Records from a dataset
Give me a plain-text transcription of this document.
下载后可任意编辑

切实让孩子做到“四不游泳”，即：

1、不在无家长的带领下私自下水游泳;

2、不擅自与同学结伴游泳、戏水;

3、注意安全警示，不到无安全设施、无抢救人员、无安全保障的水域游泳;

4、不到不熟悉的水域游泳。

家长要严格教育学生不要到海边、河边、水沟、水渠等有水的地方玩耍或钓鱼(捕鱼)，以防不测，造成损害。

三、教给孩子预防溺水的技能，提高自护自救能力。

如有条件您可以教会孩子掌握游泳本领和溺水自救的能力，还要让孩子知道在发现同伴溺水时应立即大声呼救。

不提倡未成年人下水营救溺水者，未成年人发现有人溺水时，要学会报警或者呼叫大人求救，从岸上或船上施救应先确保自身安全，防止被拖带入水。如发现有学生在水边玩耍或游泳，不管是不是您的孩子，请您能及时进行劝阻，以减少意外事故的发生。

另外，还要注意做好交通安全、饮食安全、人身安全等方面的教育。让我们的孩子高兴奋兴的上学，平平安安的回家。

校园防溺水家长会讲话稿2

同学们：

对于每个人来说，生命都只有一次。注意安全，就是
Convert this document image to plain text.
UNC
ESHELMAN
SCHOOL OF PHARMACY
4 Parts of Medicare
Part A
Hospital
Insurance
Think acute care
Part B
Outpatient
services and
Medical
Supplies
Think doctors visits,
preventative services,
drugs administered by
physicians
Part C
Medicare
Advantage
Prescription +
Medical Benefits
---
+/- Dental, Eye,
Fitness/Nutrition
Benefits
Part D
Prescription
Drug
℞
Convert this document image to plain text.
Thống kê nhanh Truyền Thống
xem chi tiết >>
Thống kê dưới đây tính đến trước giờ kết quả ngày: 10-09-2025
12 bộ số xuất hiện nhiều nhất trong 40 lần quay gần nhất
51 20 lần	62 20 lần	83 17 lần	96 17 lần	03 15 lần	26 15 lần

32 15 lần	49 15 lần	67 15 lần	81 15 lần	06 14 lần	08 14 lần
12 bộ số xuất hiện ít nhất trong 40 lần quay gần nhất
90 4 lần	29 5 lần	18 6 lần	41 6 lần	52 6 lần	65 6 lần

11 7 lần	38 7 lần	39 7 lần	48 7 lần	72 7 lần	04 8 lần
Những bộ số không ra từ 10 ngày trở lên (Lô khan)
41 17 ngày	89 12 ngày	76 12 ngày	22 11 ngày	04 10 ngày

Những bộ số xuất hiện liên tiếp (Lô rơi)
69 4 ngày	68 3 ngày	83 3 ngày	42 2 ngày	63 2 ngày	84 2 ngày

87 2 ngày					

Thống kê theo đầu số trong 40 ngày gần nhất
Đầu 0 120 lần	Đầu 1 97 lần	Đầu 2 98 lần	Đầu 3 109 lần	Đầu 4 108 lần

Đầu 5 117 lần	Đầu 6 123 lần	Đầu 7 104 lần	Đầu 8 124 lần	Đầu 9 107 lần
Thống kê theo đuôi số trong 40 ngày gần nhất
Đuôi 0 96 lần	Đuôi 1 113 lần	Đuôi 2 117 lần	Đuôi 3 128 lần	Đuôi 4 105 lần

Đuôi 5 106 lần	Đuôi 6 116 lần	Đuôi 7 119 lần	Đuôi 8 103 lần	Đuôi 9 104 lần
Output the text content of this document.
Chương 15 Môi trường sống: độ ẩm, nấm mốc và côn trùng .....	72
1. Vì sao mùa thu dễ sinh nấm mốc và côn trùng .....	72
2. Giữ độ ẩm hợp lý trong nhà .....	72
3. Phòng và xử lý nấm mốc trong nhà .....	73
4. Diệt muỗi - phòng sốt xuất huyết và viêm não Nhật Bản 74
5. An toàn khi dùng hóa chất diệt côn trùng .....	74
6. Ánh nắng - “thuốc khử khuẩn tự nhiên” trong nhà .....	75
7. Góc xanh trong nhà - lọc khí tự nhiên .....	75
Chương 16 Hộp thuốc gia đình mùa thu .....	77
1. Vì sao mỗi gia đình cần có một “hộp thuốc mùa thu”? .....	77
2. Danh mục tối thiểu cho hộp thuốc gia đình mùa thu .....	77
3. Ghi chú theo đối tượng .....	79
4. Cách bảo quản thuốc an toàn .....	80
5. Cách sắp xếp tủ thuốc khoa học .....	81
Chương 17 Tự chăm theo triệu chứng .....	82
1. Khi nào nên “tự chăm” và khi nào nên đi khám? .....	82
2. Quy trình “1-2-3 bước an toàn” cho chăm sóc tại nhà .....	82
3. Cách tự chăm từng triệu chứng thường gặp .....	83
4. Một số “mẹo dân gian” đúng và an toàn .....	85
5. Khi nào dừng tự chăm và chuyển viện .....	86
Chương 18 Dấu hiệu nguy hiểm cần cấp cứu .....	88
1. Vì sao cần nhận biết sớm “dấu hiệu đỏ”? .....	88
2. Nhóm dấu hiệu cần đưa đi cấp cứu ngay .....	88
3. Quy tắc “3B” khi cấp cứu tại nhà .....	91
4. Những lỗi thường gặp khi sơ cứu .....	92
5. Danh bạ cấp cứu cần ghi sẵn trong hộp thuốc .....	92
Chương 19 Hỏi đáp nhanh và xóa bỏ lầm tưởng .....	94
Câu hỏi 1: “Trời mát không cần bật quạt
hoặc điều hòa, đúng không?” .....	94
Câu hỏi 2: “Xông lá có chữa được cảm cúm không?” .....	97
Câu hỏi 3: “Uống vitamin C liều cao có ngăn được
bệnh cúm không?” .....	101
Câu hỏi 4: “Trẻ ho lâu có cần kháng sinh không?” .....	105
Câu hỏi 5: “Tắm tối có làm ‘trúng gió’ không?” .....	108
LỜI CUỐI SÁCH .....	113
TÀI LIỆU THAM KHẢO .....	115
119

## WHAT YOU SHOULD DO
Quote all of the entries exactly as they appear.

## SOLUTION FOR THIS TASK
Give me a plain-text transcription of this document.
下载后可任意编辑

切实让孩子做到“四不游泳”，即：

1、不在无家长的带领下私自下水游泳;

2、不擅自与同学结伴游泳、戏水;

3、注意安全警示，不到无安全设施、无抢救人员、无安全保障的水域游泳;

4、不到不熟悉的水域游泳。

家长要严格教育学生不要到海边、河边、水沟、水渠等有水的地方玩耍或钓鱼(捕鱼)，以防不测，造成损害。

三、教给孩子预防溺水的技能，提高自护自救能力。

如有条件您可以教会孩子掌握游泳本领和溺水自救的能力，还要让孩子知道在发现同伴溺水时应立即大声呼救。

不提倡未成年人下水营救溺水者，未成年人发现有人溺水时，要学会报警或者呼叫大人求救，从岸上或船上施救应先确保自身安全，防止被拖带入水。如发现有学生在水边玩耍或游泳，不管是不是您的孩子，请您能及时进行劝阻，以减少意外事故的发生。

另外，还要注意做好交通安全、饮食安全、人身安全等方面的教育。让我们的孩子高兴奋兴的上学，平平安安的回家。

校园防溺水家长会讲话稿2

同学们：

对于每个人来说，生命都只有一次。注意安全，就是
Convert this document image to plain text.
UNC
ESHELMAN
SCHOOL OF PHARMACY
4 Parts of Medicare
Part A
Hospital
Insurance
Think acute care
Part B
Outpatient
services and
Medical
Supplies
Think doctors visits,
preventative services,
drugs administered by
physicians
Part C
Medicare
Advantage
Prescription +
Medical Benefits
---
+/- Dental, Eye,
Fitness/Nutrition
Benefits
Part D
Prescription
Drug
℞
Convert this document image to plain text.
Thống kê nhanh Truyền Thống
xem chi tiết >>
Thống kê dưới đây tính đến trước giờ kết quả ngày: 10-09-2025
12 bộ số xuất hiện nhiều nhất trong 40 lần quay gần nhất
51 20 lần	62 20 lần	83 17 lần	96 17 lần	03 15 lần	26 15 lần

32 15 lần	49 15 lần	67 15 lần	81 15 lần	06 14 lần	08 14 lần
12 bộ số xuất hiện ít nhất trong 40 lần quay gần nhất
90 4 lần	29 5 lần	18 6 lần	41 6 lần	52 6 lần	65 6 lần

11 7 lần	38 7 lần	39 7 lần	48 7 lần	72 7 lần	04 8 lần
Những bộ số không ra từ 10 ngày trở lên (Lô khan)
41 17 ngày	89 12 ngày	76 12 ngày	22 11 ngày	04 10 ngày

Những bộ số xuất hiện liên tiếp (Lô rơi)
69 4 ngày	68 3 ngày	83 3 ngày	42 2 ngày	63 2 ngày	84 2 ngày

87 2 ngày					

Thống kê theo đầu số trong 40 ngày gần nhất
Đầu 0 120 lần	Đầu 1 97 lần	Đầu 2 98 lần	Đầu 3 109 lần	Đầu 4 108 lần

Đầu 5 117 lần	Đầu 6 123 lần	Đầu 7 104 lần	Đầu 8 124 lần	Đầu 9 107 lần
Thống kê theo đuôi số trong 40 ngày gần nhất
Đuôi 0 96 lần	Đuôi 1 113 lần	Đuôi 2 117 lần	Đuôi 3 128 lần	Đuôi 4 105 lần

Đuôi 5 106 lần	Đuôi 6 116 lần	Đuôi 7 119 lần	Đuôi 8 103 lần	Đuôi 9 104 lần
Output the text content of this document.
Chương 15 Môi trường sống: độ ẩm, nấm mốc và côn trùng .....	72
1. Vì sao mùa thu dễ sinh nấm mốc và côn trùng .....	72
2. Giữ độ ẩm hợp lý trong nhà .....	72
3. Phòng và xử lý nấm mốc trong nhà .....	73
4. Diệt muỗi - phòng sốt xuất huyết và viêm não Nhật Bản 74
5. An toàn khi dùng hóa chất diệt côn trùng .....	74
6. Ánh nắng - “thuốc khử khuẩn tự nhiên” trong nhà .....	75
7. Góc xanh trong nhà - lọc khí tự nhiên .....	75
Chương 16 Hộp thuốc gia đình mùa thu .....	77
1. Vì sao mỗi gia đình cần có một “hộp thuốc mùa thu”? .....	77
2. Danh mục tối thiểu cho hộp thuốc gia đình mùa thu .....	77
3. Ghi chú theo đối tượng .....	79
4. Cách bảo quản thuốc an toàn .....	80
5. Cách sắp xếp tủ thuốc khoa học .....	81
Chương 17 Tự chăm theo triệu chứng .....	82
1. Khi nào nên “tự chăm” và khi nào nên đi khám? .....	82
2. Quy trình “1-2-3 bước an toàn” cho chăm sóc tại nhà .....	82
3. Cách tự chăm từng triệu chứng thường gặp .....	83
4. Một số “mẹo dân gian” đúng và an toàn .....	85
5. Khi nào dừng tự chăm và chuyển viện .....	86
Chương 18 Dấu hiệu nguy hiểm cần cấp cứu .....	88
1. Vì sao cần nhận biết sớm “dấu hiệu đỏ”? .....	88
2. Nhóm dấu hiệu cần đưa đi cấp cứu ngay .....	88
3. Quy tắc “3B” khi cấp cứu tại nhà .....	91
4. Những lỗi thường gặp khi sơ cứu .....	92
5. Danh bạ cấp cứu cần ghi sẵn trong hộp thuốc .....	92
Chương 19 Hỏi đáp nhanh và xóa bỏ lầm tưởng .....	94
Câu hỏi 1: “Trời mát không cần bật quạt
hoặc điều hòa, đúng không?” .....	94
Câu hỏi 2: “Xông lá có chữa được cảm cúm không?” .....	97
Câu hỏi 3: “Uống vitamin C liều cao có ngăn được
bệnh cúm không?” .....	101
Câu hỏi 4: “Trẻ ho lâu có cần kháng sinh không?” .....	105
Câu hỏi 5: “Tắm tối có làm ‘trúng gió’ không?” .....	108
LỜI CUỐI SÁCH .....	113
TÀI LIỆU THAM KHẢO .....	115
119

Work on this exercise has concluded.